■ **AUSGANGSTEXT**
◆ ◆ ◆ ◆ ◆
Der eigenen Kreativität auf der Spur

SummertimeWie entsteht Kreativität? Jeder, der schon frustrierende Brainstorming-Sitzungen erlebt hat, mag seine eigenen diesbezüglichen Fähigkeiten in Zweifel ziehen. Und wollte doch nur mit dem falschen Weg das richtige Ziel erreichen. Denn kaum ein Instrument erweist sich als so wenig tauglich, kreative Prozesse in Gang zu bringen wie Brainstormings.
Warum sie dennoch nach wie vor zum Standard-Repertoire gehören? Weil Brainstormings auch einfach sind. Wer so mit dem Tagesgeschäft blockiert ist, dass keine Zeit bleibt, um von Grund auf Neues zu denken und zu entwickeln, der greift gerne zur wenig anstrengenden Notlösung: Ohne aufwändige Vorbereitung sitzt man einfach zusammen. Was so entsteht, sind Pseudo-Ideen und Aktionismus.
◆ ◆ ◆ ◆ ◆
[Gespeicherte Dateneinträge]
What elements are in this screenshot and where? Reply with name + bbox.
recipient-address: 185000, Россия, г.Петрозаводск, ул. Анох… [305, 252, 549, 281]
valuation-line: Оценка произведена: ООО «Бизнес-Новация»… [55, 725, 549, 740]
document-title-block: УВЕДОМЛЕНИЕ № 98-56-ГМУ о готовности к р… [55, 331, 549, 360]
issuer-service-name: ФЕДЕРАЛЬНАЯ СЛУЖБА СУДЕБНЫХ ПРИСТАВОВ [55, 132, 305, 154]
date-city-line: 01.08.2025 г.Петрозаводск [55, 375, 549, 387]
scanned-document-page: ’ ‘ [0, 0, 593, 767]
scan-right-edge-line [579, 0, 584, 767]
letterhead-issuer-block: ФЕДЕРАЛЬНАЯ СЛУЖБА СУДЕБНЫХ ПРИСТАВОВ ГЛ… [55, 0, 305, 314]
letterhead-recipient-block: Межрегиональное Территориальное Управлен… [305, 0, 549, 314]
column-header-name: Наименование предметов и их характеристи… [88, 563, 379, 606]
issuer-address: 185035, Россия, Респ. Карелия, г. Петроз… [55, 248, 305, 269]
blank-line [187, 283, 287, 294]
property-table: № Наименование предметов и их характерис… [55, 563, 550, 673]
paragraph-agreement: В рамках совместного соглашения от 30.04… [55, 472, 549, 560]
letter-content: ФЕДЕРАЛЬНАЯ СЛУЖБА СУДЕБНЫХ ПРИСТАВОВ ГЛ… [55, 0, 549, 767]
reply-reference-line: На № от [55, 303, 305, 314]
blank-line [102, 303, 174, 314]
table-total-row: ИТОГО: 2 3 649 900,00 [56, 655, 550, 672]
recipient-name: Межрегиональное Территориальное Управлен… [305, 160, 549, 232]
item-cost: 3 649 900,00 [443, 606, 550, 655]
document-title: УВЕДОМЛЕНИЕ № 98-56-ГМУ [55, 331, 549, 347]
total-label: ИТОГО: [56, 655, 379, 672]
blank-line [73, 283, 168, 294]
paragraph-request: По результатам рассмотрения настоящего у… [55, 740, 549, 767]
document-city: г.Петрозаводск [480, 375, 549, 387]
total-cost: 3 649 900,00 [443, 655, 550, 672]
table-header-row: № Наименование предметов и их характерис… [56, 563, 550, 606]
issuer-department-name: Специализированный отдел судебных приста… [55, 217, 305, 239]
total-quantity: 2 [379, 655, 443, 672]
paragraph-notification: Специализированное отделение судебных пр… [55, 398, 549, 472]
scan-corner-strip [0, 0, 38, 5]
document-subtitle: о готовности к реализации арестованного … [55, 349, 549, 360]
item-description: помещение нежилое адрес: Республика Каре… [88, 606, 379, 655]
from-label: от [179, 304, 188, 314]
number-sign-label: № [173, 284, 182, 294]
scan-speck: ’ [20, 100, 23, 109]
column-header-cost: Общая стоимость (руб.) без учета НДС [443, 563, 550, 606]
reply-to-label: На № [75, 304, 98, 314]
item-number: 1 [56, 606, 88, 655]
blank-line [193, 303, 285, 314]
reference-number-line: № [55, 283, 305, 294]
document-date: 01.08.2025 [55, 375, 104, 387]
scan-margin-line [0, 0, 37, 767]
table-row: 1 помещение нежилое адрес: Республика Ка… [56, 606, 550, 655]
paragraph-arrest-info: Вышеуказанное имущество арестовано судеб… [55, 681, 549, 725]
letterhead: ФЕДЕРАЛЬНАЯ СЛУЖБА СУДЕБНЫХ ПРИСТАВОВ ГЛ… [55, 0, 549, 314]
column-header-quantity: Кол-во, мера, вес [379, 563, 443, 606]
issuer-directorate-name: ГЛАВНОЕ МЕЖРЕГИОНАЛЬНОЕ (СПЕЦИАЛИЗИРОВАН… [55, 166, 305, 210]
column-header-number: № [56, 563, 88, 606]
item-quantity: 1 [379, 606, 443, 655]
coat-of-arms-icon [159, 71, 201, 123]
◆ ◆ ◆ ◆ ◆
■ **AUFGABEN**
1. Schreiben Sie aus dem Text über Kreativität den Abschnitt ab, der mit „Der eigenen Kreativität“ beginnt und mit „bringen wie Brainstormings.“ endet.
2. Was entsteht laut dem Text über Kreativität, wenn man ohne aufwändige Vorbereitung einfach zusammensitzt?

■ **ERWARTETE LÖSUNGEN**
1.
Der eigenen Kreativität auf der Spur

SummertimeWie entsteht Kreativität? Jeder, der schon frustrierende Brainstorming-Sitzungen erlebt hat, mag seine eigenen diesbezüglichen Fähigkeiten in Zweifel ziehen. Und wollte doch nur mit dem falschen Weg das richtige Ziel erreichen. Denn kaum ein Instrument erweist sich als so wenig tauglich, kreative Prozesse in Gang zu bringen wie Brainstormings.

2. Pseudo-Ideen und Aktionismus.